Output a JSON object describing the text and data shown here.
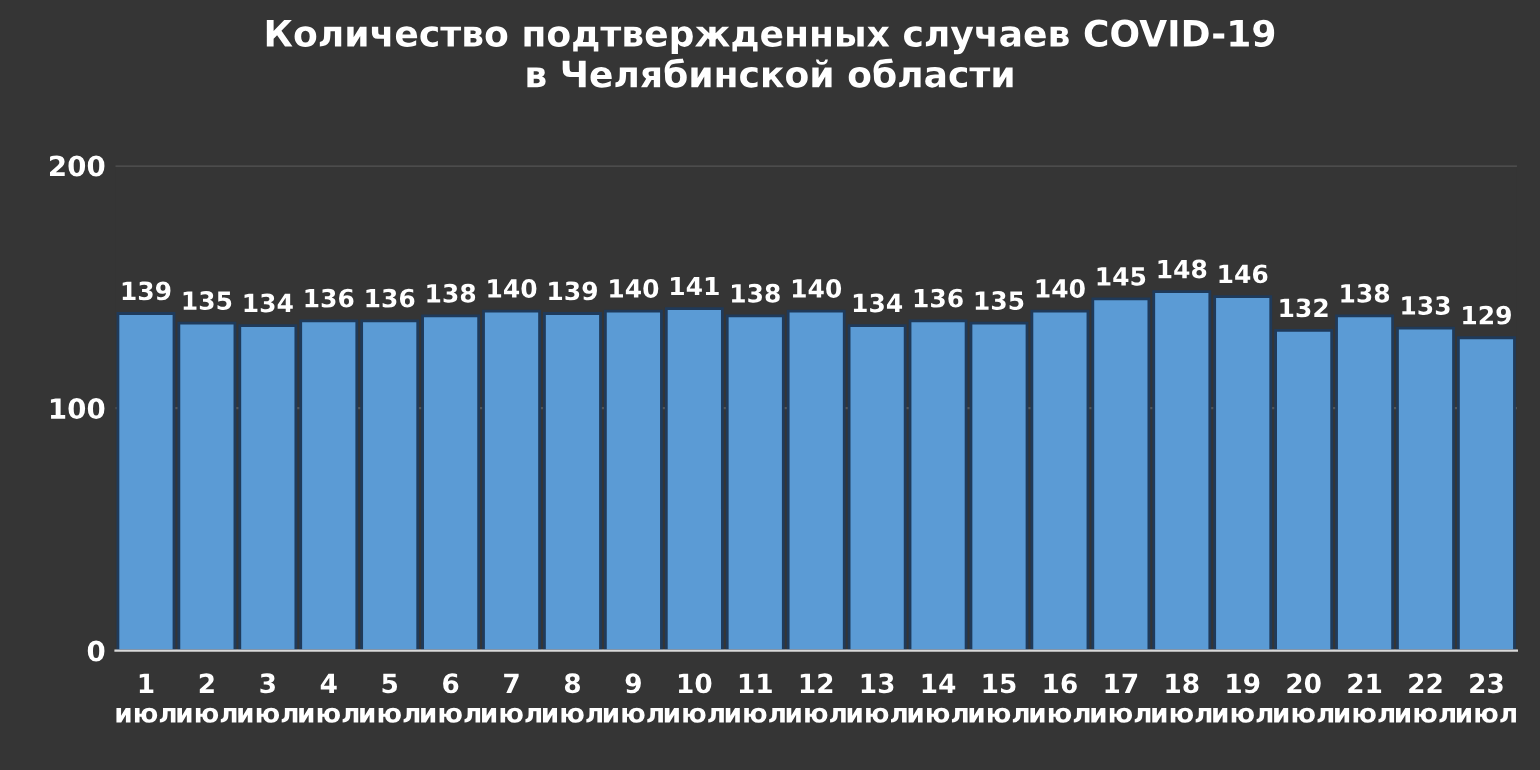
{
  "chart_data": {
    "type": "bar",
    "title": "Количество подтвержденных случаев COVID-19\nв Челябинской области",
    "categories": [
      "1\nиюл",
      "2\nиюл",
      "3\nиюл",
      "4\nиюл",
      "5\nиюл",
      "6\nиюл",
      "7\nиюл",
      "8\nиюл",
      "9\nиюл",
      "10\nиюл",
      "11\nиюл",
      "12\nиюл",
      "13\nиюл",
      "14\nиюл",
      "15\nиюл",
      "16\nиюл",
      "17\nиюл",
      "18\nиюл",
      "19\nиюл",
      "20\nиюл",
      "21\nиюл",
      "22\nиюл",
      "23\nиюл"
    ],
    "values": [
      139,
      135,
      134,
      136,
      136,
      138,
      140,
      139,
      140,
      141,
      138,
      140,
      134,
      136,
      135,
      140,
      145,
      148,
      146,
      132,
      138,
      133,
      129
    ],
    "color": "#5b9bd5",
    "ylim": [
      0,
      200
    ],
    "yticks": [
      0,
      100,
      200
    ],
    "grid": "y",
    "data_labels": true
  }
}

**Aim:** Write out the listing above exactly as it stands, pictures excluded.

**Full answer:**
Output a JSON object describing the text and data shown here.
{
  "chart_data": {
    "type": "bar",
    "title": "Количество подтвержденных случаев COVID-19\nв Челябинской области",
    "categories": [
      "1\nиюл",
      "2\nиюл",
      "3\nиюл",
      "4\nиюл",
      "5\nиюл",
      "6\nиюл",
      "7\nиюл",
      "8\nиюл",
      "9\nиюл",
      "10\nиюл",
      "11\nиюл",
      "12\nиюл",
      "13\nиюл",
      "14\nиюл",
      "15\nиюл",
      "16\nиюл",
      "17\nиюл",
      "18\nиюл",
      "19\nиюл",
      "20\nиюл",
      "21\nиюл",
      "22\nиюл",
      "23\nиюл"
    ],
    "values": [
      139,
      135,
      134,
      136,
      136,
      138,
      140,
      139,
      140,
      141,
      138,
      140,
      134,
      136,
      135,
      140,
      145,
      148,
      146,
      132,
      138,
      133,
      129
    ],
    "color": "#5b9bd5",
    "ylim": [
      0,
      200
    ],
    "yticks": [
      0,
      100,
      200
    ],
    "grid": "y",
    "data_labels": true
  }
}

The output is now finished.